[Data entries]
——

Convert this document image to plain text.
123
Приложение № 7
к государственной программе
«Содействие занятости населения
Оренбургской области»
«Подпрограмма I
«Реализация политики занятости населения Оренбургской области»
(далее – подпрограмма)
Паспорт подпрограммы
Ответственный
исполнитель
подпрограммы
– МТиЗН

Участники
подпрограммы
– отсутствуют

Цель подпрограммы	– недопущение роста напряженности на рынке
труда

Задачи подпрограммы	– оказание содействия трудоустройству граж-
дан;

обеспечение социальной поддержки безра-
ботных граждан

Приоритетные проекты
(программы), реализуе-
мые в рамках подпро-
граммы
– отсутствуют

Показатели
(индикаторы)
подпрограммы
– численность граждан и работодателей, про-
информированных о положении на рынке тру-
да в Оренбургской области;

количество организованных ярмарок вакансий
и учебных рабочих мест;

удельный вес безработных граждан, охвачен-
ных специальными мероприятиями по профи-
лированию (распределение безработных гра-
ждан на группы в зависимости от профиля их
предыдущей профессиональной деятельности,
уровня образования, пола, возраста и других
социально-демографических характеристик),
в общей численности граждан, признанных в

——

WRITTEN EXERCISE
Copy each record from above without leaving any out.

EXERCISE RESPONSE
Convert this document image to plain text.
123
Приложение № 7
к государственной программе
«Содействие занятости населения
Оренбургской области»
«Подпрограмма I
«Реализация политики занятости населения Оренбургской области»
(далее – подпрограмма)
Паспорт подпрограммы
Ответственный
исполнитель
подпрограммы
– МТиЗН

Участники
подпрограммы
– отсутствуют

Цель подпрограммы	– недопущение роста напряженности на рынке
труда

Задачи подпрограммы	– оказание содействия трудоустройству граж-
дан;

обеспечение социальной поддержки безра-
ботных граждан

Приоритетные проекты
(программы), реализуе-
мые в рамках подпро-
граммы
– отсутствуют

Показатели
(индикаторы)
подпрограммы
– численность граждан и работодателей, про-
информированных о положении на рынке тру-
да в Оренбургской области;

количество организованных ярмарок вакансий
и учебных рабочих мест;

удельный вес безработных граждан, охвачен-
ных специальными мероприятиями по профи-
лированию (распределение безработных гра-
ждан на группы в зависимости от профиля их
предыдущей профессиональной деятельности,
уровня образования, пола, возраста и других
социально-демографических характеристик),
в общей численности граждан, признанных в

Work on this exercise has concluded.